GIVEN RECORDS.
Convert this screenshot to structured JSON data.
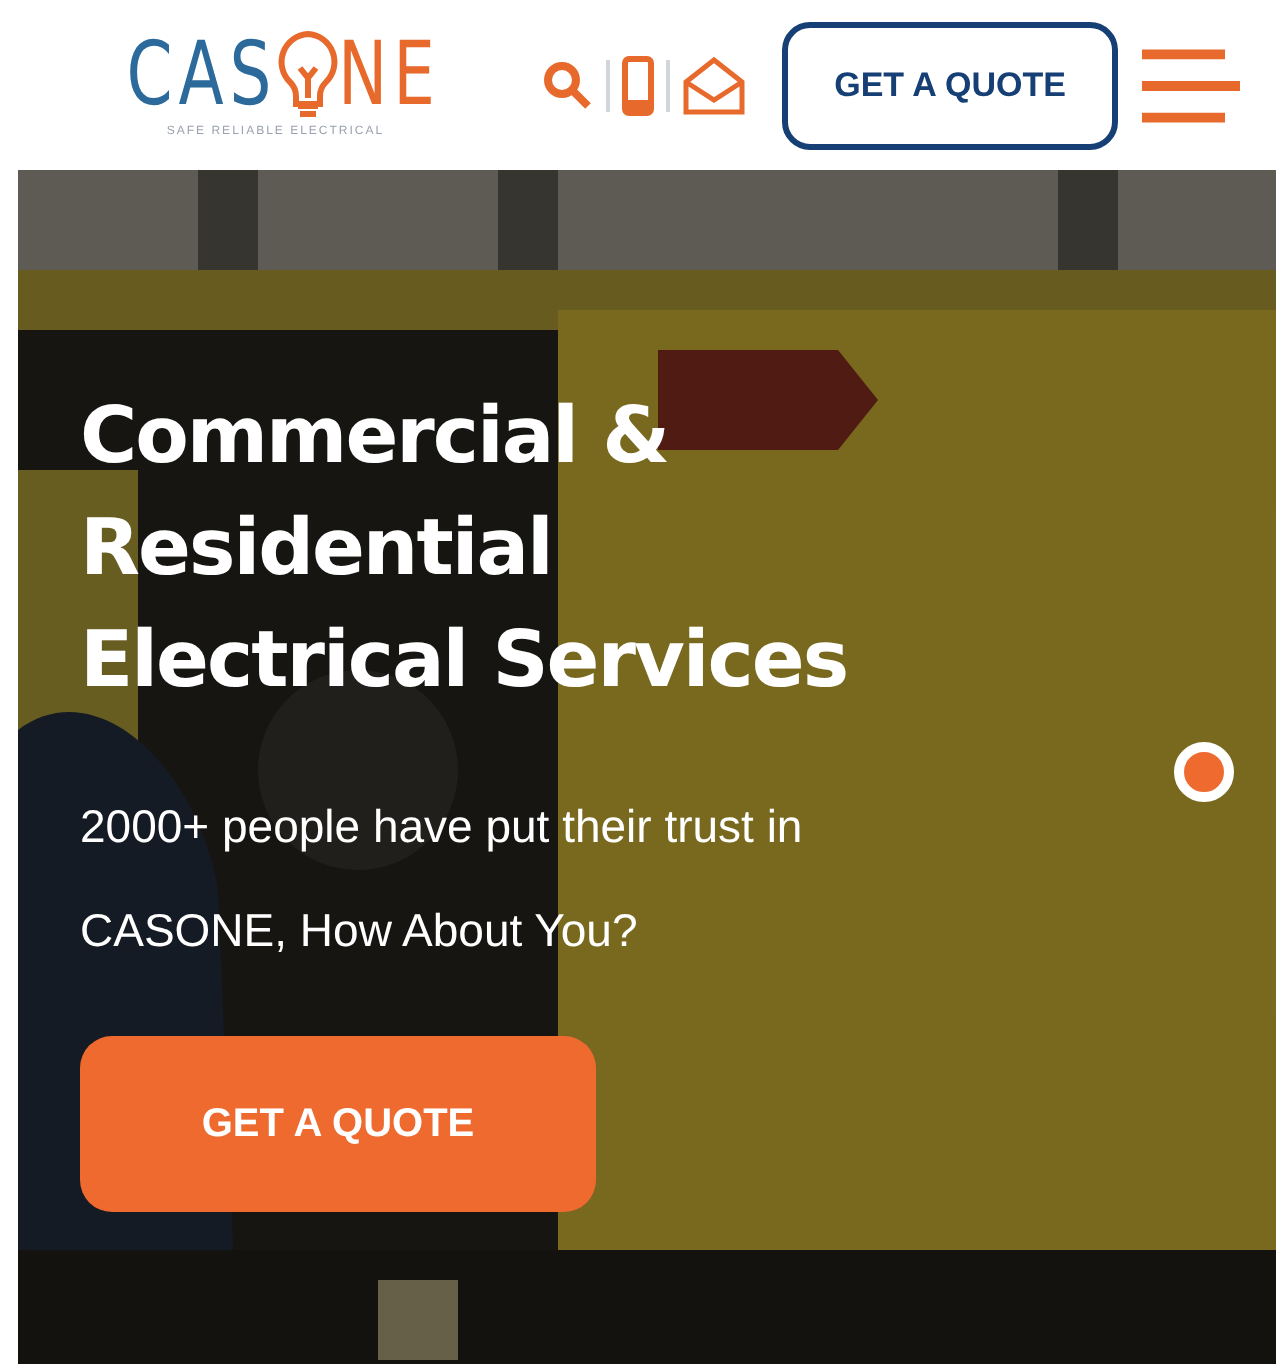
{
  "header": {
    "logo": {
      "left": "CAS",
      "right": "NE",
      "tagline": "SAFE RELIABLE ELECTRICAL"
    },
    "quote_button": "GET A QUOTE"
  },
  "hero": {
    "heading": [
      "Commercial &",
      "Residential",
      "Electrical Services"
    ],
    "text": [
      "2000+ people have put their trust in",
      "CASONE, How About You?"
    ],
    "button": "GET A QUOTE",
    "slider_dots": [
      {
        "selected": true
      }
    ]
  }
}
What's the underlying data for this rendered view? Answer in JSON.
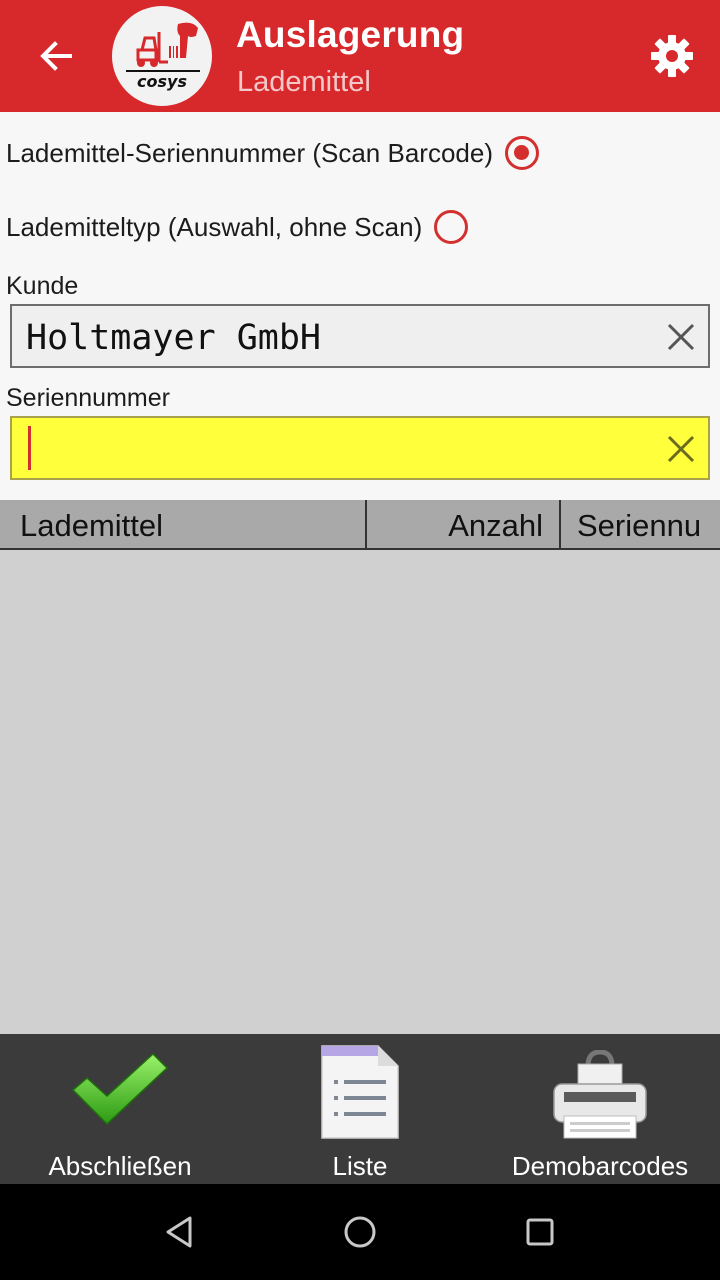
{
  "appbar": {
    "title": "Auslagerung",
    "subtitle": "Lademittel",
    "background": "#d7282b",
    "icons": {
      "back": "arrow-left-icon",
      "logo": "cosys-forklift-logo",
      "settings": "gear-icon"
    }
  },
  "options": [
    {
      "label": "Lademittel-Seriennummer (Scan Barcode)",
      "selected": true
    },
    {
      "label": "Lademitteltyp (Auswahl, ohne Scan)",
      "selected": false
    }
  ],
  "fields": {
    "customer": {
      "label": "Kunde",
      "value": "Holtmayer GmbH"
    },
    "serial": {
      "label": "Seriennummer",
      "value": "",
      "highlight": "#ffff3c"
    }
  },
  "table": {
    "columns": [
      "Lademittel",
      "Anzahl",
      "Seriennu"
    ],
    "rows": []
  },
  "actions": [
    {
      "label": "Abschließen",
      "icon": "checkmark-icon"
    },
    {
      "label": "Liste",
      "icon": "document-list-icon"
    },
    {
      "label": "Demobarcodes",
      "icon": "printer-icon"
    }
  ],
  "system_nav": {
    "icons": [
      "back-triangle-icon",
      "home-circle-icon",
      "recents-square-icon"
    ]
  }
}
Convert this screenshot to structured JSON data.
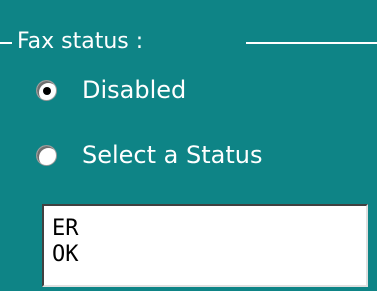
{
  "fax_status_group": {
    "legend": "Fax status :",
    "options": [
      {
        "label": "Disabled",
        "selected": true
      },
      {
        "label": "Select a Status",
        "selected": false
      }
    ],
    "status_list": {
      "items": [
        "ER",
        "OK"
      ]
    }
  }
}
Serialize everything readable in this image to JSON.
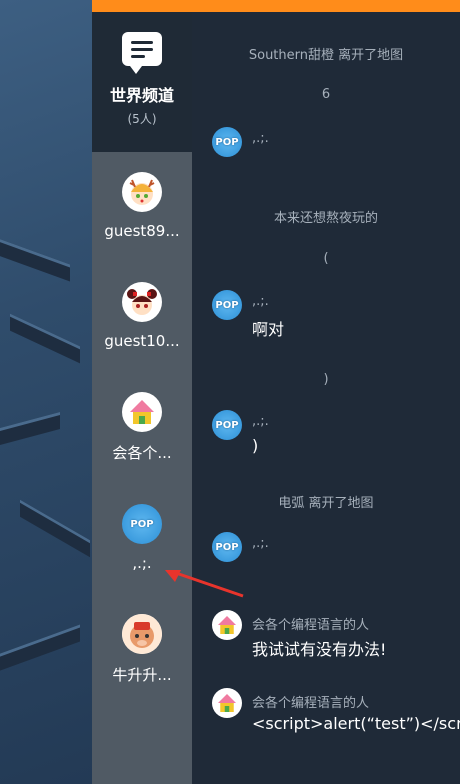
{
  "channel": {
    "title": "世界频道",
    "count": "(5人)"
  },
  "users": [
    {
      "name": "guest89...",
      "avatar": "girl-antlers-avatar"
    },
    {
      "name": "guest10...",
      "avatar": "girl-bun-avatar"
    },
    {
      "name": "会各个...",
      "avatar": "house-avatar"
    },
    {
      "name": ",.;.",
      "avatar": "pop-avatar"
    },
    {
      "name": "牛升升...",
      "avatar": "bull-avatar"
    }
  ],
  "messages": [
    {
      "kind": "system",
      "text": "Southern甜橙 离开了地图"
    },
    {
      "kind": "system",
      "text": "6"
    },
    {
      "kind": "chat",
      "sender": ",.;.",
      "text": "",
      "avatar": "pop-avatar"
    },
    {
      "kind": "system",
      "text": "本来还想熬夜玩的"
    },
    {
      "kind": "system",
      "text": "("
    },
    {
      "kind": "chat",
      "sender": ",.;.",
      "text": "啊对",
      "avatar": "pop-avatar"
    },
    {
      "kind": "system",
      "text": ")"
    },
    {
      "kind": "chat",
      "sender": ",.;.",
      "text": ")",
      "avatar": "pop-avatar"
    },
    {
      "kind": "system",
      "text": "电弧 离开了地图"
    },
    {
      "kind": "chat",
      "sender": ",.;.",
      "text": "",
      "avatar": "pop-avatar"
    },
    {
      "kind": "chat",
      "sender": "会各个编程语言的人",
      "text": "我试试有没有办法!",
      "avatar": "house-avatar"
    },
    {
      "kind": "chat",
      "sender": "会各个编程语言的人",
      "text": "<script>alert(“test”)</scr",
      "avatar": "house-avatar"
    }
  ],
  "avatar_text": {
    "pop": "POP"
  },
  "colors": {
    "accent": "#ff8c1a",
    "arrow": "#e8342c"
  }
}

TASK DIRECTIONS. In the listing above, find the lines holding the word "Seriennummer" and copy them.

RESPONSE TO THIS EXERCISE.
      "label": "Lademittel-Seriennummer (Scan Barcode)",
      "label": "Seriennummer",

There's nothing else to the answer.